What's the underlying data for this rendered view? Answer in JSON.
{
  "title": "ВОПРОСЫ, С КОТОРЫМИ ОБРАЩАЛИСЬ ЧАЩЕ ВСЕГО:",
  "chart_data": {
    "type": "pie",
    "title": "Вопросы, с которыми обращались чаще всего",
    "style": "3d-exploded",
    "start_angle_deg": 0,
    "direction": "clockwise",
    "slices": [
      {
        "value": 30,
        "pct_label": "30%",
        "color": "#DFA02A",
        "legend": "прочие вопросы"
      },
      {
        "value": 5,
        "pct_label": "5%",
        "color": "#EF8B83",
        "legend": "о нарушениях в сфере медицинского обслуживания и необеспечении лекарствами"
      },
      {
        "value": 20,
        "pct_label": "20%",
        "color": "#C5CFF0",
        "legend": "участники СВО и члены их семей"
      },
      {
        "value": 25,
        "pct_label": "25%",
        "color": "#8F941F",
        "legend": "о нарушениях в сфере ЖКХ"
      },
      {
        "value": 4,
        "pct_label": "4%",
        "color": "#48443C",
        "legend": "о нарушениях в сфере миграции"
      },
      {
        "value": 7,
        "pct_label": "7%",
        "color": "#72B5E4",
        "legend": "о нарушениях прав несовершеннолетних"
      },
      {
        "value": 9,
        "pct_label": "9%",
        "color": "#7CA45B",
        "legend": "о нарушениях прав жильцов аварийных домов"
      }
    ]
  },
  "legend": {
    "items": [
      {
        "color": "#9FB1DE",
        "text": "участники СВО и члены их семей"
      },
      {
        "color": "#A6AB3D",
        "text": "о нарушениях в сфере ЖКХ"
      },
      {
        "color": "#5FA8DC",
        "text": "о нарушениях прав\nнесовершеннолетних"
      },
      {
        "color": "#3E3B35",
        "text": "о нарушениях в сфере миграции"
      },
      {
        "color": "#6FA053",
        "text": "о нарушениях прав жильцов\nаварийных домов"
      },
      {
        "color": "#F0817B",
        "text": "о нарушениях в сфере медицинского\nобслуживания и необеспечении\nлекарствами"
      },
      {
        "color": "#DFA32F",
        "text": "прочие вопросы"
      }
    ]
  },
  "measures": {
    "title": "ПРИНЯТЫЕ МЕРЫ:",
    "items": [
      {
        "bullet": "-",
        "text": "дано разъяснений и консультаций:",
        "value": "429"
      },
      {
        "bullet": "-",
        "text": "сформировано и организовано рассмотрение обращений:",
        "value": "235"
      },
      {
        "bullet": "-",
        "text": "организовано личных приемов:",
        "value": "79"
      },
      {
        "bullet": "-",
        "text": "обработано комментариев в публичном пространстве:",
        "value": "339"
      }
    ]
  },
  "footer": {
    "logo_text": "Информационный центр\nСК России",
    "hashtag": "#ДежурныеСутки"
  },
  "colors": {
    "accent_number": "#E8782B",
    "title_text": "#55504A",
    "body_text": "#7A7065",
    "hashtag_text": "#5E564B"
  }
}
- - - - - - -
## TASK PROMPT
Give the count of lines containing "сфере", with no added text.

## PROBLEM SOLUTION
6